:: Data records ::

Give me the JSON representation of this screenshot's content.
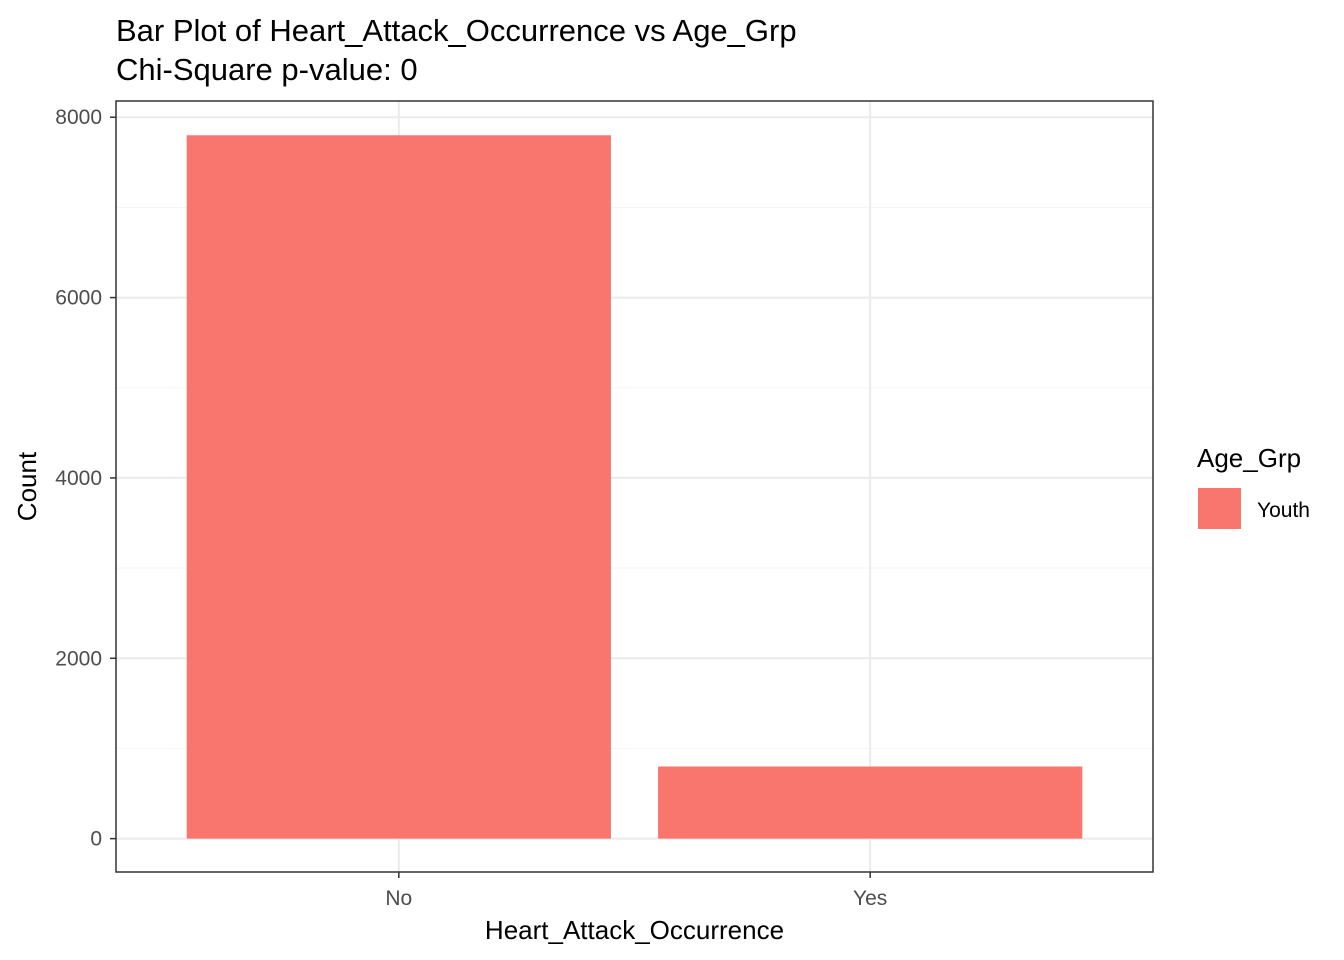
{
  "chart_data": {
    "type": "bar",
    "title": "Bar Plot of Heart_Attack_Occurrence vs Age_Grp",
    "subtitle": "Chi-Square p-value: 0",
    "xlabel": "Heart_Attack_Occurrence",
    "ylabel": "Count",
    "categories": [
      "No",
      "Yes"
    ],
    "series": [
      {
        "name": "Youth",
        "values": [
          7800,
          800
        ],
        "color": "#F8766D"
      }
    ],
    "ylim": [
      -370,
      8180
    ],
    "yticks": [
      0,
      2000,
      4000,
      6000,
      8000
    ],
    "ytick_labels": [
      "0",
      "2000",
      "4000",
      "6000",
      "8000"
    ],
    "grid": true,
    "legend": {
      "title": "Age_Grp",
      "position": "right",
      "entries": [
        "Youth"
      ]
    },
    "colors": {
      "bar": "#F8766D",
      "grid_major": "#ebebeb",
      "grid_minor": "#f5f5f5",
      "panel_border": "#333333",
      "tick_text": "#4d4d4d"
    }
  }
}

:::

Without the pictures, print the whole listing exactly as given.

- Answer to this task -
Give me the JSON representation of this screenshot's content.
{
  "chart_data": {
    "type": "bar",
    "title": "Bar Plot of Heart_Attack_Occurrence vs Age_Grp",
    "subtitle": "Chi-Square p-value: 0",
    "xlabel": "Heart_Attack_Occurrence",
    "ylabel": "Count",
    "categories": [
      "No",
      "Yes"
    ],
    "series": [
      {
        "name": "Youth",
        "values": [
          7800,
          800
        ],
        "color": "#F8766D"
      }
    ],
    "ylim": [
      -370,
      8180
    ],
    "yticks": [
      0,
      2000,
      4000,
      6000,
      8000
    ],
    "ytick_labels": [
      "0",
      "2000",
      "4000",
      "6000",
      "8000"
    ],
    "grid": true,
    "legend": {
      "title": "Age_Grp",
      "position": "right",
      "entries": [
        "Youth"
      ]
    },
    "colors": {
      "bar": "#F8766D",
      "grid_major": "#ebebeb",
      "grid_minor": "#f5f5f5",
      "panel_border": "#333333",
      "tick_text": "#4d4d4d"
    }
  }
}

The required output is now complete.